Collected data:

::::::::::

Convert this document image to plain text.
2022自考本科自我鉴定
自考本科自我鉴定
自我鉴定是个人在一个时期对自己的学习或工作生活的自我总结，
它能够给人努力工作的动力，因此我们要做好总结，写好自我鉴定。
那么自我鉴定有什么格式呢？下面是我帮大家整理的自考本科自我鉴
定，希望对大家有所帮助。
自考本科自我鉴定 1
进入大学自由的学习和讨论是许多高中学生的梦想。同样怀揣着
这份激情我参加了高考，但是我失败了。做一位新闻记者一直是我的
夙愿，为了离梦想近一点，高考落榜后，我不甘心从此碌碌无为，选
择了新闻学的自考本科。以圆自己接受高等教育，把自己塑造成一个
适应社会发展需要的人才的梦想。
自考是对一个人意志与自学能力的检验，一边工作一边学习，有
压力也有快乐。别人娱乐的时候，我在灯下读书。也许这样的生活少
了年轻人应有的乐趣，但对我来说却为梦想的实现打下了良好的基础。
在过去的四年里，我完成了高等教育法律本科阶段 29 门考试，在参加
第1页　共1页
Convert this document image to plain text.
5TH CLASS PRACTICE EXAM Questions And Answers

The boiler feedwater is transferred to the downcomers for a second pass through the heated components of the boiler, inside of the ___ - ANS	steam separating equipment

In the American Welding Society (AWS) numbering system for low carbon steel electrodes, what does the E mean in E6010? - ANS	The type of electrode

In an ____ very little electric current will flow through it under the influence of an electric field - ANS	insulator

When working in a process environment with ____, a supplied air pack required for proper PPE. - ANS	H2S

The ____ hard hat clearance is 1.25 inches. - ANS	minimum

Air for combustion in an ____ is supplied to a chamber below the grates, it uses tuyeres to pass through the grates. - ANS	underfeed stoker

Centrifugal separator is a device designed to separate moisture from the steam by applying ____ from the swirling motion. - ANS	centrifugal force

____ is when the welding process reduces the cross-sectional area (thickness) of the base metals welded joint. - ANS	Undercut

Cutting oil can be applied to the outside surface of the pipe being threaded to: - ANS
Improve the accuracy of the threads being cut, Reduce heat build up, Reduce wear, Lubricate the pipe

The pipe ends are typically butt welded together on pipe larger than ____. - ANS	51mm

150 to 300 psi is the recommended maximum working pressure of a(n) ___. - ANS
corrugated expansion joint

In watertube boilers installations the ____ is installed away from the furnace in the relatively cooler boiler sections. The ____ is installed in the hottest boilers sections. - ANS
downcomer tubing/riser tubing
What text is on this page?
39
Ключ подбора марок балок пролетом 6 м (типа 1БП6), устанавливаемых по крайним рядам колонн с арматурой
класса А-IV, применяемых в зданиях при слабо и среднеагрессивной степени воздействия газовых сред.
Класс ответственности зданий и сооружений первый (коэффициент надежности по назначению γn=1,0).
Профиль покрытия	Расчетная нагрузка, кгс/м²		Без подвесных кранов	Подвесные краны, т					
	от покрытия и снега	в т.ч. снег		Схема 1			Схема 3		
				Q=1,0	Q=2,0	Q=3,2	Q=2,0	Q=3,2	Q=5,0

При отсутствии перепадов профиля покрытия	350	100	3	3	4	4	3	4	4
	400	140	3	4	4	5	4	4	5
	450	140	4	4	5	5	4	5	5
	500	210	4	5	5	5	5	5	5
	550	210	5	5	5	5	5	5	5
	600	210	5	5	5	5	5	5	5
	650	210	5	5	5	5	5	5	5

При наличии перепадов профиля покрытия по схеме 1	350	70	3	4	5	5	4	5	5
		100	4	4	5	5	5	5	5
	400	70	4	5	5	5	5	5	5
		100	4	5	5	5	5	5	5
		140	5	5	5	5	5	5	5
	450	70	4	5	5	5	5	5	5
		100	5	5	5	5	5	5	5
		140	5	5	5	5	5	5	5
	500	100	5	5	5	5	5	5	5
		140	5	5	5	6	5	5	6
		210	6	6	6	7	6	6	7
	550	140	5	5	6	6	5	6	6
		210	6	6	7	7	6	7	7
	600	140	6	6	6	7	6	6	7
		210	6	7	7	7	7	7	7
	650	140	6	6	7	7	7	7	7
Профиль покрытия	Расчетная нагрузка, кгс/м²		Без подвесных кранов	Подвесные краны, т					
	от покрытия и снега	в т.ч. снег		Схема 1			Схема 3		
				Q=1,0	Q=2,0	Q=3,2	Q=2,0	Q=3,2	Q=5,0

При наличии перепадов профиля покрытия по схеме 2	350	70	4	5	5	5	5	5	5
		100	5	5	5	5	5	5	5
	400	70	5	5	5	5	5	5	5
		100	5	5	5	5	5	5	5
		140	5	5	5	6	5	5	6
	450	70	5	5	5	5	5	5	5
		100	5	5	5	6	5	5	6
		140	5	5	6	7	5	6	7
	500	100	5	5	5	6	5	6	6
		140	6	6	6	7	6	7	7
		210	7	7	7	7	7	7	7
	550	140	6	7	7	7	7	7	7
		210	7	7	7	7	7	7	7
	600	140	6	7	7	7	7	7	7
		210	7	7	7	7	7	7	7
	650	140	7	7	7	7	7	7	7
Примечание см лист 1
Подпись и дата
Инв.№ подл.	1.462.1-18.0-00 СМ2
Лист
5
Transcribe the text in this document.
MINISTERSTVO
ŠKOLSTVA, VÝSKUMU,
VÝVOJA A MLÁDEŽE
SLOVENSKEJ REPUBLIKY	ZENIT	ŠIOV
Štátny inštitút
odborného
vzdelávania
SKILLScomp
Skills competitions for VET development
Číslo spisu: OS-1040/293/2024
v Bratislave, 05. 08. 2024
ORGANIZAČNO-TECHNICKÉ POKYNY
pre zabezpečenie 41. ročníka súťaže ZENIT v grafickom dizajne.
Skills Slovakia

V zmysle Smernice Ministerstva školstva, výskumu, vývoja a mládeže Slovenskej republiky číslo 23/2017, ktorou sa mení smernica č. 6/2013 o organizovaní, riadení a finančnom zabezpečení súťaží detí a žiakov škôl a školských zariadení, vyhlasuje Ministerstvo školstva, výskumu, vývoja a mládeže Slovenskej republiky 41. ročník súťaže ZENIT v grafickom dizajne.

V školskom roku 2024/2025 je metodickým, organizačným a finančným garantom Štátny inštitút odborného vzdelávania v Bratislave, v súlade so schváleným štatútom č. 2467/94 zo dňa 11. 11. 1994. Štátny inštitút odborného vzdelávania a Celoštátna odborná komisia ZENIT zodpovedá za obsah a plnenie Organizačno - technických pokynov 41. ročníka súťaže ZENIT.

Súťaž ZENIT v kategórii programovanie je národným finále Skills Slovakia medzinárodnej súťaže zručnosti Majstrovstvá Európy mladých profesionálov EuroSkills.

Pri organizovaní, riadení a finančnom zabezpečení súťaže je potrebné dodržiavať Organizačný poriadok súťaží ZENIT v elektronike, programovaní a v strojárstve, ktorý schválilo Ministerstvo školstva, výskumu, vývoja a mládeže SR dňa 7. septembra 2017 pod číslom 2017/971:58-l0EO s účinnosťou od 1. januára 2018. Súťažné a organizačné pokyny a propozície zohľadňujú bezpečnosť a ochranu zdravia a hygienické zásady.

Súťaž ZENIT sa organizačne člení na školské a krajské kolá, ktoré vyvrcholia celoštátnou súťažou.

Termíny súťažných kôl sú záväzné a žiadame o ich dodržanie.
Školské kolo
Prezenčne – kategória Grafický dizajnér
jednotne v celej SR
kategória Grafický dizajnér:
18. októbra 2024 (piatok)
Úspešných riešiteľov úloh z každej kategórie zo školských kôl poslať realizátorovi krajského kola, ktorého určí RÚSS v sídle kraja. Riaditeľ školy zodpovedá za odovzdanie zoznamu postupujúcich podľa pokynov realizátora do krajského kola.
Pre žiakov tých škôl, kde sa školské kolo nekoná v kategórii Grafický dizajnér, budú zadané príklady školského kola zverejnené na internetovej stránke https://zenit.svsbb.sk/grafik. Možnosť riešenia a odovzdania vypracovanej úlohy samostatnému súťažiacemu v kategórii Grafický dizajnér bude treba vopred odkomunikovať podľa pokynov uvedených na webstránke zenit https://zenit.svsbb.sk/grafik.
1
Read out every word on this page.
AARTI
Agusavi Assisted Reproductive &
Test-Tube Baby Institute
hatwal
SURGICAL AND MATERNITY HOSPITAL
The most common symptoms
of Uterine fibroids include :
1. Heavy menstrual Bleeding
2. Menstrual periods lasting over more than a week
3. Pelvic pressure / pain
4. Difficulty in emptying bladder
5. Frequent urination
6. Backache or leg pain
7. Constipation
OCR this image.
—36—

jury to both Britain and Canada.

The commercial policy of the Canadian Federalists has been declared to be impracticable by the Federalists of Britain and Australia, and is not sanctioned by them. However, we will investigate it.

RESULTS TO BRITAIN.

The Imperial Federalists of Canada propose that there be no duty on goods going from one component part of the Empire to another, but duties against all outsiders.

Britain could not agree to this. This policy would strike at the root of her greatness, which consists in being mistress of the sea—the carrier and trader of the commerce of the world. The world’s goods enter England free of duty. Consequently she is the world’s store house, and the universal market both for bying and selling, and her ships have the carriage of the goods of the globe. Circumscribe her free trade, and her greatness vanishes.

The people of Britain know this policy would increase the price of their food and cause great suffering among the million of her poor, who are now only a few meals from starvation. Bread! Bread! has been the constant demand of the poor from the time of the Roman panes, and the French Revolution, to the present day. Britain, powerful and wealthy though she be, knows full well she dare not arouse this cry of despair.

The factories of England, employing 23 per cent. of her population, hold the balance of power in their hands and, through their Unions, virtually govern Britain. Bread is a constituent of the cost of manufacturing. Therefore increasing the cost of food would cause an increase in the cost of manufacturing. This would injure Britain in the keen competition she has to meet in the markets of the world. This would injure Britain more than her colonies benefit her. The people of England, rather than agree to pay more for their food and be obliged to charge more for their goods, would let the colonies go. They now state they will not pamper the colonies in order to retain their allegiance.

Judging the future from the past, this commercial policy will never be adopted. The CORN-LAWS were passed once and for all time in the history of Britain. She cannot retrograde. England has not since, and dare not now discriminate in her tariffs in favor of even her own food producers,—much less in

::::::::::

**YOUR GOAL:** Return, word for word, every line from the line with "OCR this image." to the final line of the data.

**PROBLEM SOLUTION:**
OCR this image.
—36—

jury to both Britain and Canada.

The commercial policy of the Canadian Federalists has been declared to be impracticable by the Federalists of Britain and Australia, and is not sanctioned by them. However, we will investigate it.

RESULTS TO BRITAIN.

The Imperial Federalists of Canada propose that there be no duty on goods going from one component part of the Empire to another, but duties against all outsiders.

Britain could not agree to this. This policy would strike at the root of her greatness, which consists in being mistress of the sea—the carrier and trader of the commerce of the world. The world’s goods enter England free of duty. Consequently she is the world’s store house, and the universal market both for bying and selling, and her ships have the carriage of the goods of the globe. Circumscribe her free trade, and her greatness vanishes.

The people of Britain know this policy would increase the price of their food and cause great suffering among the million of her poor, who are now only a few meals from starvation. Bread! Bread! has been the constant demand of the poor from the time of the Roman panes, and the French Revolution, to the present day. Britain, powerful and wealthy though she be, knows full well she dare not arouse this cry of despair.

The factories of England, employing 23 per cent. of her population, hold the balance of power in their hands and, through their Unions, virtually govern Britain. Bread is a constituent of the cost of manufacturing. Therefore increasing the cost of food would cause an increase in the cost of manufacturing. This would injure Britain in the keen competition she has to meet in the markets of the world. This would injure Britain more than her colonies benefit her. The people of England, rather than agree to pay more for their food and be obliged to charge more for their goods, would let the colonies go. They now state they will not pamper the colonies in order to retain their allegiance.

Judging the future from the past, this commercial policy will never be adopted. The CORN-LAWS were passed once and for all time in the history of Britain. She cannot retrograde. England has not since, and dare not now discriminate in her tariffs in favor of even her own food producers,—much less in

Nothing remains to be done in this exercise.